Dataset items

** START **

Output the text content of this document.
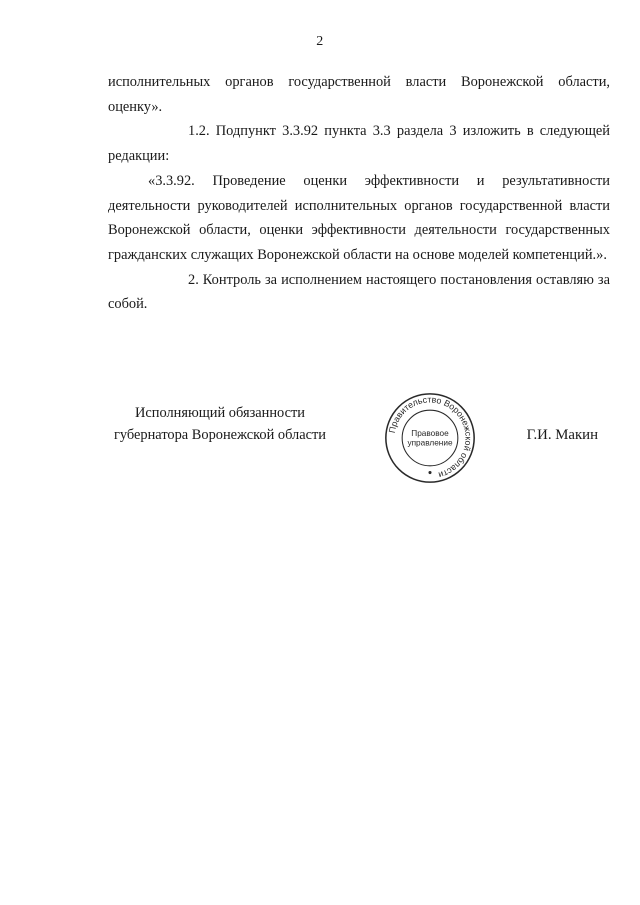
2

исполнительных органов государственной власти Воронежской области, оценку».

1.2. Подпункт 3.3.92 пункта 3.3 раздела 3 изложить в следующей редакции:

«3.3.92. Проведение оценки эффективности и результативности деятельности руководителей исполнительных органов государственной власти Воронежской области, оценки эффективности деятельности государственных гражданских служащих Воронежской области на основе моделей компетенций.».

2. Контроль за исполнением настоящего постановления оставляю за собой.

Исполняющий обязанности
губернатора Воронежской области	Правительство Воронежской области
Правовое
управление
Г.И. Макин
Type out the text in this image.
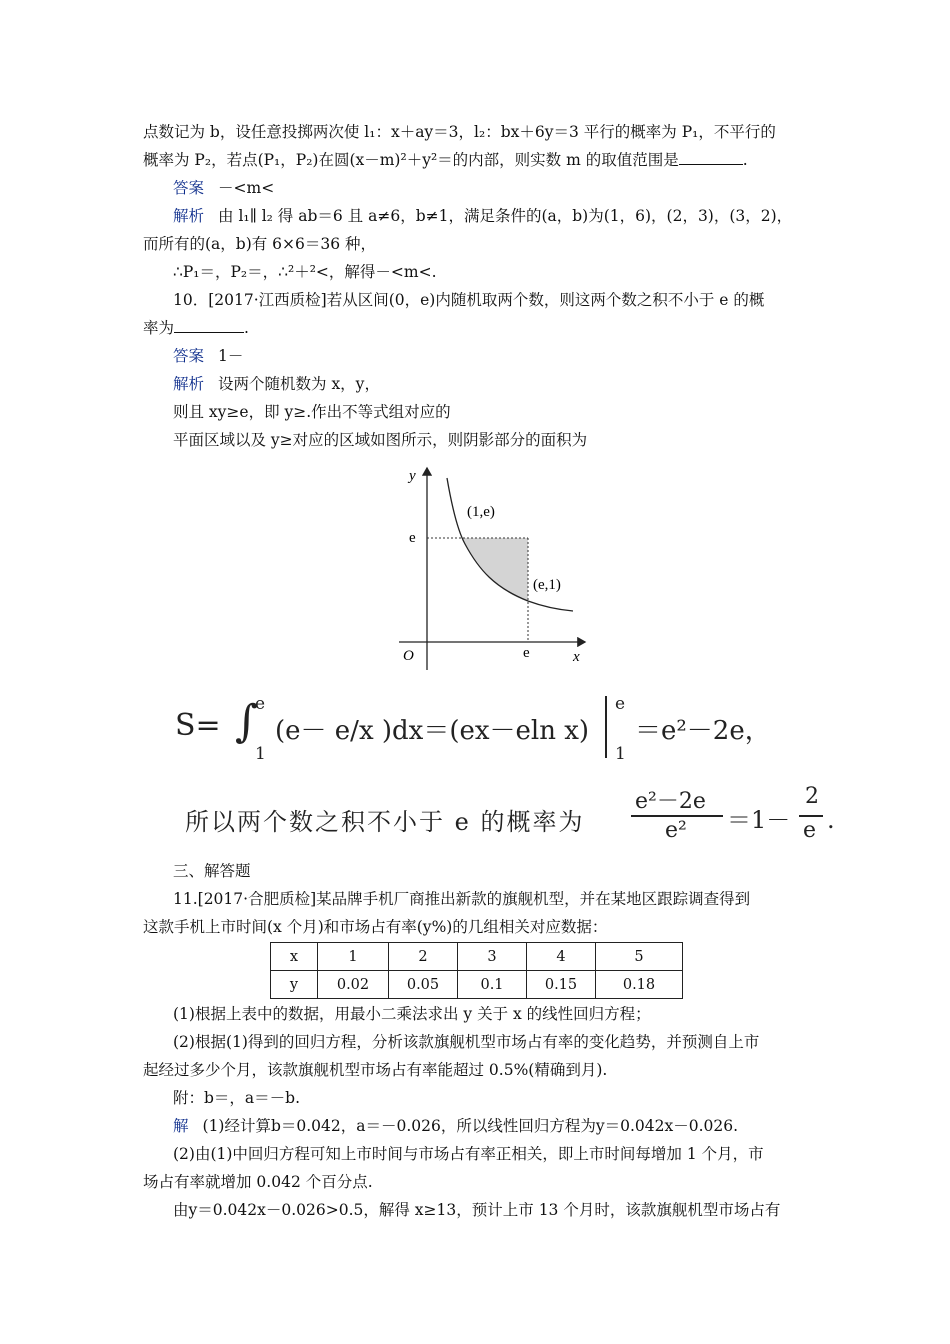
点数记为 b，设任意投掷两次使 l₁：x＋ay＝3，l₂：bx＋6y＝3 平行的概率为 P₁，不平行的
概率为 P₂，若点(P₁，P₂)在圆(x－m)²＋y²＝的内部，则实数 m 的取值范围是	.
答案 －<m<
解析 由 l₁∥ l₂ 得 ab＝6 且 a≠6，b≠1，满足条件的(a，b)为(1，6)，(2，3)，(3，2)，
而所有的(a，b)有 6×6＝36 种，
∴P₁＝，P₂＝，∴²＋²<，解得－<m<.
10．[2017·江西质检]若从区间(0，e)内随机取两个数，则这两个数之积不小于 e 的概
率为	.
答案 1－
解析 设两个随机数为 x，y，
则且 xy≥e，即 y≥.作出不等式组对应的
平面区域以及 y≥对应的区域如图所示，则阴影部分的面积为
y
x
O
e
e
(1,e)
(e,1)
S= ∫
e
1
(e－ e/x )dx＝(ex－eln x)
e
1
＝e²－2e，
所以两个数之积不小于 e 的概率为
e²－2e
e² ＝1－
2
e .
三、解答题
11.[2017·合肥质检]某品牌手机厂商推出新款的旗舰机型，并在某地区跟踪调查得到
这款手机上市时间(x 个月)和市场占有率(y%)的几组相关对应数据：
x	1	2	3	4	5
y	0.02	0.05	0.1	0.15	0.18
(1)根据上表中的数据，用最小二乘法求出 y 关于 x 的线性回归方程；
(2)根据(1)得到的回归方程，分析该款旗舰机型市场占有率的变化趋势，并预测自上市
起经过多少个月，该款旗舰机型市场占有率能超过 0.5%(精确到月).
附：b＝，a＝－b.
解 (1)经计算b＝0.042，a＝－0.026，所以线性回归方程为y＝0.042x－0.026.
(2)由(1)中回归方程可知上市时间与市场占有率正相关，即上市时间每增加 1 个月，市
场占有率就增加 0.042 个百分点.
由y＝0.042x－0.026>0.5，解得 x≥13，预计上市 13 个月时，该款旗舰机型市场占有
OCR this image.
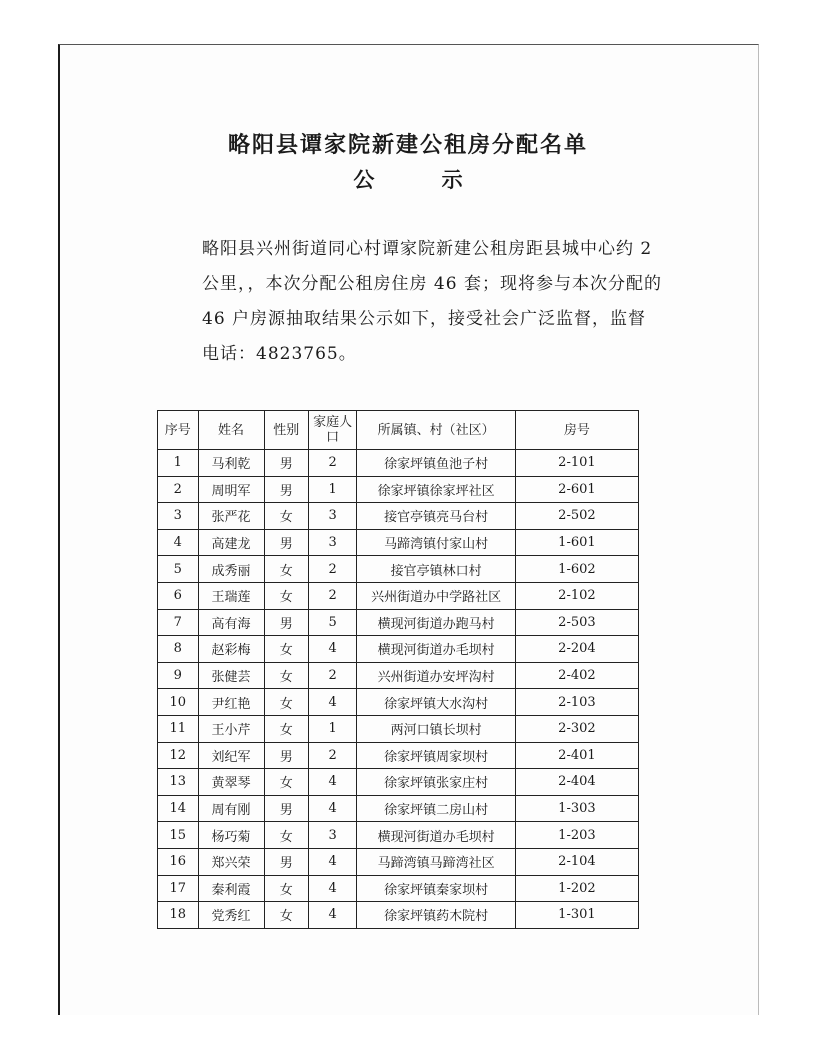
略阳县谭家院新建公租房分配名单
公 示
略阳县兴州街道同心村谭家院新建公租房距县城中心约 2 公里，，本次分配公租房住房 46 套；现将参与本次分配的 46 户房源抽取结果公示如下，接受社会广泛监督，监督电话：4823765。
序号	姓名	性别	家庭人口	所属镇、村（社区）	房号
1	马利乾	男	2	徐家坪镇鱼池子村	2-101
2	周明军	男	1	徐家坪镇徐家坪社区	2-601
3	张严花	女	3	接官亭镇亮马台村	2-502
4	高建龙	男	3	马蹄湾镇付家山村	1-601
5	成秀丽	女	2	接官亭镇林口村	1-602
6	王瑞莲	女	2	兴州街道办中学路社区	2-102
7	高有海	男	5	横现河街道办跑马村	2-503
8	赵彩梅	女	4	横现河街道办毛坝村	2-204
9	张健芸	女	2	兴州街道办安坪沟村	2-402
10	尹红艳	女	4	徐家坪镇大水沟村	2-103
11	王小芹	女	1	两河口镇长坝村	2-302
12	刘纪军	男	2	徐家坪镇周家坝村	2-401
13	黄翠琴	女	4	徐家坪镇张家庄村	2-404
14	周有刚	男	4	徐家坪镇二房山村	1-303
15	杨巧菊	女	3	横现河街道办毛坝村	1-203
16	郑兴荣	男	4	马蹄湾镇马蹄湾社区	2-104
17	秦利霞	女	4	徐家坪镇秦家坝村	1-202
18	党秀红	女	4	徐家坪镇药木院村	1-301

** END **

§ Requirement:
Drop the pictures, then write out only the lines running from the one containing "OCR this image." through the last line above, both included, exactly.

§ Solution to this problem:
OCR this image.
略阳县谭家院新建公租房分配名单
公 示
略阳县兴州街道同心村谭家院新建公租房距县城中心约 2 公里，，本次分配公租房住房 46 套；现将参与本次分配的 46 户房源抽取结果公示如下，接受社会广泛监督，监督电话：4823765。
序号	姓名	性别	家庭人口	所属镇、村（社区）	房号
1	马利乾	男	2	徐家坪镇鱼池子村	2-101
2	周明军	男	1	徐家坪镇徐家坪社区	2-601
3	张严花	女	3	接官亭镇亮马台村	2-502
4	高建龙	男	3	马蹄湾镇付家山村	1-601
5	成秀丽	女	2	接官亭镇林口村	1-602
6	王瑞莲	女	2	兴州街道办中学路社区	2-102
7	高有海	男	5	横现河街道办跑马村	2-503
8	赵彩梅	女	4	横现河街道办毛坝村	2-204
9	张健芸	女	2	兴州街道办安坪沟村	2-402
10	尹红艳	女	4	徐家坪镇大水沟村	2-103
11	王小芹	女	1	两河口镇长坝村	2-302
12	刘纪军	男	2	徐家坪镇周家坝村	2-401
13	黄翠琴	女	4	徐家坪镇张家庄村	2-404
14	周有刚	男	4	徐家坪镇二房山村	1-303
15	杨巧菊	女	3	横现河街道办毛坝村	1-203
16	郑兴荣	男	4	马蹄湾镇马蹄湾社区	2-104
17	秦利霞	女	4	徐家坪镇秦家坝村	1-202
18	党秀红	女	4	徐家坪镇药木院村	1-301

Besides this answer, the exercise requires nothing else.